Exercise instructions: Your task is to copy the listing exactly. Drop any pictures from the copy.

Source material:
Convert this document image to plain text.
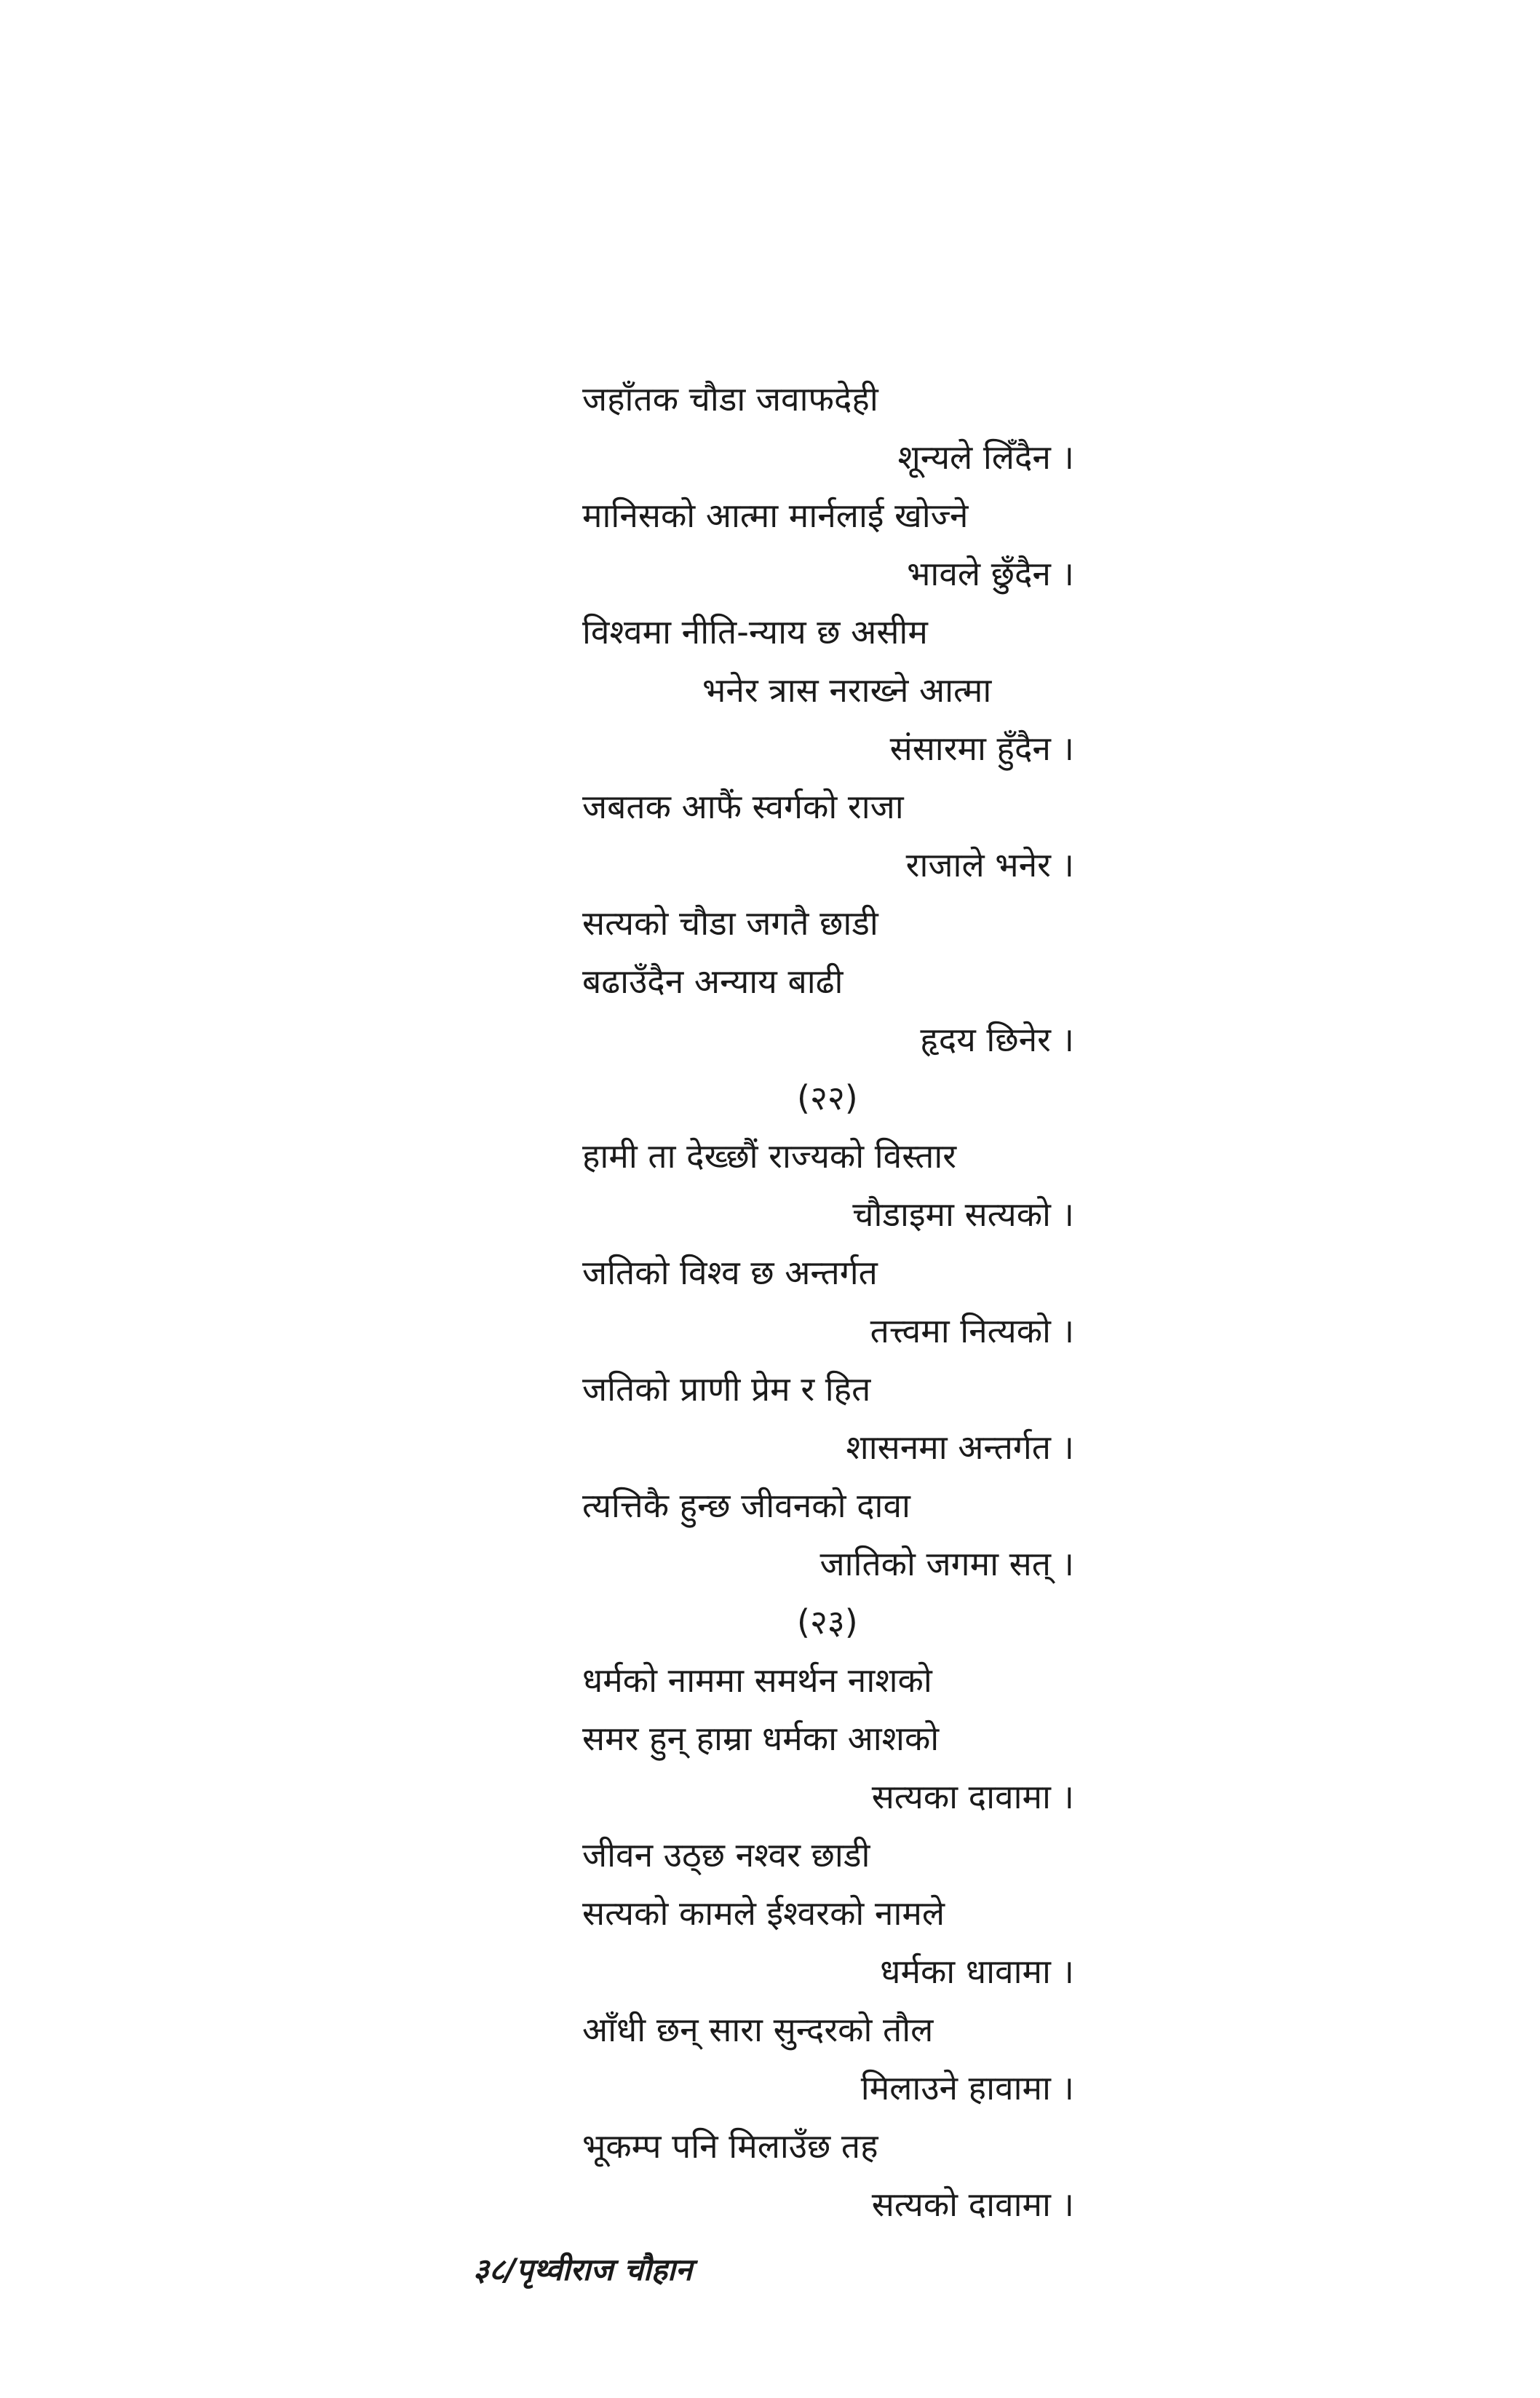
जहाँतक चौडा जवाफदेही
शून्यले लिँदैन ।
मानिसको आत्मा मार्नलाई खोज्ने
भावले छुँदैन ।
विश्वमा नीति-न्याय छ असीम
भनेर त्रास नराख्ने आत्मा
संसारमा हुँदैन ।
जबतक आफैं स्वर्गको राजा
राजाले भनेर ।
सत्यको चौडा जगतै छाडी
बढाउँदैन अन्याय बाढी
हृदय छिनेर ।
(२२)
हामी ता देख्छौं राज्यको विस्तार
चौडाइमा सत्यको ।
जतिको विश्व छ अन्तर्गत
तत्त्वमा नित्यको ।
जतिको प्राणी प्रेम र हित
शासनमा अन्तर्गत ।
त्यत्तिकै हुन्छ जीवनको दावा
जातिको जगमा सत् ।
(२३)
धर्मको नाममा समर्थन नाशको
समर हुन् हाम्रा धर्मका आशको
सत्यका दावामा ।
जीवन उठ्छ नश्वर छाडी
सत्यको कामले ईश्वरको नामले
धर्मका धावामा ।
आँधी छन् सारा सुन्दरको तौल
मिलाउने हावामा ।
भूकम्प पनि मिलाउँछ तह
सत्यको दावामा ।
३८/पृथ्वीराज चौहान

Reply to the exercise:
Convert this document image to plain text.
जहाँतक चौडा जवाफदेही
शून्यले लिँदैन ।
मानिसको आत्मा मार्नलाई खोज्ने
भावले छुँदैन ।
विश्वमा नीति-न्याय छ असीम
भनेर त्रास नराख्ने आत्मा
संसारमा हुँदैन ।
जबतक आफैं स्वर्गको राजा
राजाले भनेर ।
सत्यको चौडा जगतै छाडी
बढाउँदैन अन्याय बाढी
हृदय छिनेर ।
(२२)
हामी ता देख्छौं राज्यको विस्तार
चौडाइमा सत्यको ।
जतिको विश्व छ अन्तर्गत
तत्त्वमा नित्यको ।
जतिको प्राणी प्रेम र हित
शासनमा अन्तर्गत ।
त्यत्तिकै हुन्छ जीवनको दावा
जातिको जगमा सत् ।
(२३)
धर्मको नाममा समर्थन नाशको
समर हुन् हाम्रा धर्मका आशको
सत्यका दावामा ।
जीवन उठ्छ नश्वर छाडी
सत्यको कामले ईश्वरको नामले
धर्मका धावामा ।
आँधी छन् सारा सुन्दरको तौल
मिलाउने हावामा ।
भूकम्प पनि मिलाउँछ तह
सत्यको दावामा ।
३८/पृथ्वीराज चौहान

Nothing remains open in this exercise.